» Exercise description
Extract every entry word for word.
== Exercise input ==
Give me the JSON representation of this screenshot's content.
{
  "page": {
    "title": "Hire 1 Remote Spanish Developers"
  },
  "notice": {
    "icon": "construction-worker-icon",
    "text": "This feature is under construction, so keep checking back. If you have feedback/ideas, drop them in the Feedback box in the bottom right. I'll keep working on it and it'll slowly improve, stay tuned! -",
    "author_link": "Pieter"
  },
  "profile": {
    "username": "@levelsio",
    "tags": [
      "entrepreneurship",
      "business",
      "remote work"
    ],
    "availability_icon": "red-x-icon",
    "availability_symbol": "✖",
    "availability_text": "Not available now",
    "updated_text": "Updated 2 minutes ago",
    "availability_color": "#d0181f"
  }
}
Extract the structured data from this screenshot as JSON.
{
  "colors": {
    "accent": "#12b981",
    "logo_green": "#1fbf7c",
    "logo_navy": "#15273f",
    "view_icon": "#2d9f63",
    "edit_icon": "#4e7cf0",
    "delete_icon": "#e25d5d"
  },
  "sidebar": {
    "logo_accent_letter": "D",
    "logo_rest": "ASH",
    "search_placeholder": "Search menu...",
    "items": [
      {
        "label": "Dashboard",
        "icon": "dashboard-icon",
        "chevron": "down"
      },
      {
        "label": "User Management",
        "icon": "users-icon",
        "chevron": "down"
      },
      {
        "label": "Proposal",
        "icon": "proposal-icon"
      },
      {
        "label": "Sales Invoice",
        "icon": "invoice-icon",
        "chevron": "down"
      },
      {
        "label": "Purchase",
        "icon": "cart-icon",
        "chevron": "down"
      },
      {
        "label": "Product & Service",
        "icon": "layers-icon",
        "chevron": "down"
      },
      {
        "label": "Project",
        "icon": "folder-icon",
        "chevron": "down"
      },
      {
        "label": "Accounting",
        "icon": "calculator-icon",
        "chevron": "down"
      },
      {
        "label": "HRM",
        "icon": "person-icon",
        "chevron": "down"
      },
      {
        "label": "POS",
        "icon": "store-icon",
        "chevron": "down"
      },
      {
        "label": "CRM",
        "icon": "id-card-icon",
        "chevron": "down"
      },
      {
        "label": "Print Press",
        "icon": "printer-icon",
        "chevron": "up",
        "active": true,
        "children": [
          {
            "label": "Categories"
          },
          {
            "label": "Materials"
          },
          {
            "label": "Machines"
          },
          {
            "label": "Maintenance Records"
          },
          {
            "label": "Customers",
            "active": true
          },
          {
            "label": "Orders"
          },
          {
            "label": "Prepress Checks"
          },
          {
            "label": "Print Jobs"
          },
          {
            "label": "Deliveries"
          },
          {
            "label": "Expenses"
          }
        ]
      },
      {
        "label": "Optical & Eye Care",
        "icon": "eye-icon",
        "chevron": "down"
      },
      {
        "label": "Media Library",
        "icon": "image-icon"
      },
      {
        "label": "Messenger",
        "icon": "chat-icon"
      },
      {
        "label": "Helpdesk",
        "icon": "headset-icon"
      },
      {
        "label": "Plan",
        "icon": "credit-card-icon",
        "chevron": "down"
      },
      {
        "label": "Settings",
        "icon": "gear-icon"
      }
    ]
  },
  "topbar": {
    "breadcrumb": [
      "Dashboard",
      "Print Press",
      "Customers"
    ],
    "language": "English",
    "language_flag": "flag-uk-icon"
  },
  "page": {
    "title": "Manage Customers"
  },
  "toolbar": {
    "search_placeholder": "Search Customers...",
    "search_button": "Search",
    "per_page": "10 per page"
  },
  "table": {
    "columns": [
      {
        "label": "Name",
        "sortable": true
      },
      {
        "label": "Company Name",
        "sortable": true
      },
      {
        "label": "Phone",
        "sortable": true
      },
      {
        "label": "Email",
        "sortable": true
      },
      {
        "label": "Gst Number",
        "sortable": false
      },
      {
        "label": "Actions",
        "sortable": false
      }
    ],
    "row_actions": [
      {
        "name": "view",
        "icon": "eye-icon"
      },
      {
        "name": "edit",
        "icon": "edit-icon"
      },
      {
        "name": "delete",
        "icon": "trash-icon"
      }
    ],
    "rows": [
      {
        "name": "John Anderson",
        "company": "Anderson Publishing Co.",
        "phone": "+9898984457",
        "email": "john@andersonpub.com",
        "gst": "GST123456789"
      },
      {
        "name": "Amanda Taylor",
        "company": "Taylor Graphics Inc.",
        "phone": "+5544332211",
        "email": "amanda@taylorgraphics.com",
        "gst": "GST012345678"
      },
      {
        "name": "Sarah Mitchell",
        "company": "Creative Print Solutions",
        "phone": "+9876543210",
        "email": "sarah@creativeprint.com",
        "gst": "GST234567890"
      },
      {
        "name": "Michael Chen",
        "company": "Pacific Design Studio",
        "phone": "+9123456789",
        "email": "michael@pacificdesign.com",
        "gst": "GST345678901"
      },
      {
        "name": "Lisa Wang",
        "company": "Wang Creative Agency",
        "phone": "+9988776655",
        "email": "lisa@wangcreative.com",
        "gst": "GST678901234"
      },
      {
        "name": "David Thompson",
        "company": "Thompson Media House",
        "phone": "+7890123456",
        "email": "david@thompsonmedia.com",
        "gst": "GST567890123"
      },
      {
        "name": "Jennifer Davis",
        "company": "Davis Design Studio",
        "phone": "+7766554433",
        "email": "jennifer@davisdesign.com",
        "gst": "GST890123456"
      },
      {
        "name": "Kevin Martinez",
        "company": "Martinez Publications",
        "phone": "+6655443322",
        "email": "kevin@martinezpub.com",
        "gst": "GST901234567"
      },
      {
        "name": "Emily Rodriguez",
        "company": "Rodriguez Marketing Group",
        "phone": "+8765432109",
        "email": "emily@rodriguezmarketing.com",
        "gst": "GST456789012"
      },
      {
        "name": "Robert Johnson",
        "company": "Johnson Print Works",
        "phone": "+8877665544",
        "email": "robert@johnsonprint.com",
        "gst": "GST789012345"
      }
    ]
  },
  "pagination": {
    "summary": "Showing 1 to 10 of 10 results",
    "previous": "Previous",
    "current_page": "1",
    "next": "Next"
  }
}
===
» Result
Give me the JSON representation of this screenshot's content.
{
  "page": {
    "title": "Hire 1 Remote Spanish Developers"
  },
  "notice": {
    "icon": "construction-worker-icon",
    "text": "This feature is under construction, so keep checking back. If you have feedback/ideas, drop them in the Feedback box in the bottom right. I'll keep working on it and it'll slowly improve, stay tuned! -",
    "author_link": "Pieter"
  },
  "profile": {
    "username": "@levelsio",
    "tags": [
      "entrepreneurship",
      "business",
      "remote work"
    ],
    "availability_icon": "red-x-icon",
    "availability_symbol": "✖",
    "availability_text": "Not available now",
    "updated_text": "Updated 2 minutes ago",
    "availability_color": "#d0181f"
  }
}
Extract the structured data from this screenshot as JSON.
{
  "colors": {
    "accent": "#12b981",
    "logo_green": "#1fbf7c",
    "logo_navy": "#15273f",
    "view_icon": "#2d9f63",
    "edit_icon": "#4e7cf0",
    "delete_icon": "#e25d5d"
  },
  "sidebar": {
    "logo_accent_letter": "D",
    "logo_rest": "ASH",
    "search_placeholder": "Search menu...",
    "items": [
      {
        "label": "Dashboard",
        "icon": "dashboard-icon",
        "chevron": "down"
      },
      {
        "label": "User Management",
        "icon": "users-icon",
        "chevron": "down"
      },
      {
        "label": "Proposal",
        "icon": "proposal-icon"
      },
      {
        "label": "Sales Invoice",
        "icon": "invoice-icon",
        "chevron": "down"
      },
      {
        "label": "Purchase",
        "icon": "cart-icon",
        "chevron": "down"
      },
      {
        "label": "Product & Service",
        "icon": "layers-icon",
        "chevron": "down"
      },
      {
        "label": "Project",
        "icon": "folder-icon",
        "chevron": "down"
      },
      {
        "label": "Accounting",
        "icon": "calculator-icon",
        "chevron": "down"
      },
      {
        "label": "HRM",
        "icon": "person-icon",
        "chevron": "down"
      },
      {
        "label": "POS",
        "icon": "store-icon",
        "chevron": "down"
      },
      {
        "label": "CRM",
        "icon": "id-card-icon",
        "chevron": "down"
      },
      {
        "label": "Print Press",
        "icon": "printer-icon",
        "chevron": "up",
        "active": true,
        "children": [
          {
            "label": "Categories"
          },
          {
            "label": "Materials"
          },
          {
            "label": "Machines"
          },
          {
            "label": "Maintenance Records"
          },
          {
            "label": "Customers",
            "active": true
          },
          {
            "label": "Orders"
          },
          {
            "label": "Prepress Checks"
          },
          {
            "label": "Print Jobs"
          },
          {
            "label": "Deliveries"
          },
          {
            "label": "Expenses"
          }
        ]
      },
      {
        "label": "Optical & Eye Care",
        "icon": "eye-icon",
        "chevron": "down"
      },
      {
        "label": "Media Library",
        "icon": "image-icon"
      },
      {
        "label": "Messenger",
        "icon": "chat-icon"
      },
      {
        "label": "Helpdesk",
        "icon": "headset-icon"
      },
      {
        "label": "Plan",
        "icon": "credit-card-icon",
        "chevron": "down"
      },
      {
        "label": "Settings",
        "icon": "gear-icon"
      }
    ]
  },
  "topbar": {
    "breadcrumb": [
      "Dashboard",
      "Print Press",
      "Customers"
    ],
    "language": "English",
    "language_flag": "flag-uk-icon"
  },
  "page": {
    "title": "Manage Customers"
  },
  "toolbar": {
    "search_placeholder": "Search Customers...",
    "search_button": "Search",
    "per_page": "10 per page"
  },
  "table": {
    "columns": [
      {
        "label": "Name",
        "sortable": true
      },
      {
        "label": "Company Name",
        "sortable": true
      },
      {
        "label": "Phone",
        "sortable": true
      },
      {
        "label": "Email",
        "sortable": true
      },
      {
        "label": "Gst Number",
        "sortable": false
      },
      {
        "label": "Actions",
        "sortable": false
      }
    ],
    "row_actions": [
      {
        "name": "view",
        "icon": "eye-icon"
      },
      {
        "name": "edit",
        "icon": "edit-icon"
      },
      {
        "name": "delete",
        "icon": "trash-icon"
      }
    ],
    "rows": [
      {
        "name": "John Anderson",
        "company": "Anderson Publishing Co.",
        "phone": "+9898984457",
        "email": "john@andersonpub.com",
        "gst": "GST123456789"
      },
      {
        "name": "Amanda Taylor",
        "company": "Taylor Graphics Inc.",
        "phone": "+5544332211",
        "email": "amanda@taylorgraphics.com",
        "gst": "GST012345678"
      },
      {
        "name": "Sarah Mitchell",
        "company": "Creative Print Solutions",
        "phone": "+9876543210",
        "email": "sarah@creativeprint.com",
        "gst": "GST234567890"
      },
      {
        "name": "Michael Chen",
        "company": "Pacific Design Studio",
        "phone": "+9123456789",
        "email": "michael@pacificdesign.com",
        "gst": "GST345678901"
      },
      {
        "name": "Lisa Wang",
        "company": "Wang Creative Agency",
        "phone": "+9988776655",
        "email": "lisa@wangcreative.com",
        "gst": "GST678901234"
      },
      {
        "name": "David Thompson",
        "company": "Thompson Media House",
        "phone": "+7890123456",
        "email": "david@thompsonmedia.com",
        "gst": "GST567890123"
      },
      {
        "name": "Jennifer Davis",
        "company": "Davis Design Studio",
        "phone": "+7766554433",
        "email": "jennifer@davisdesign.com",
        "gst": "GST890123456"
      },
      {
        "name": "Kevin Martinez",
        "company": "Martinez Publications",
        "phone": "+6655443322",
        "email": "kevin@martinezpub.com",
        "gst": "GST901234567"
      },
      {
        "name": "Emily Rodriguez",
        "company": "Rodriguez Marketing Group",
        "phone": "+8765432109",
        "email": "emily@rodriguezmarketing.com",
        "gst": "GST456789012"
      },
      {
        "name": "Robert Johnson",
        "company": "Johnson Print Works",
        "phone": "+8877665544",
        "email": "robert@johnsonprint.com",
        "gst": "GST789012345"
      }
    ]
  },
  "pagination": {
    "summary": "Showing 1 to 10 of 10 results",
    "previous": "Previous",
    "current_page": "1",
    "next": "Next"
  }
}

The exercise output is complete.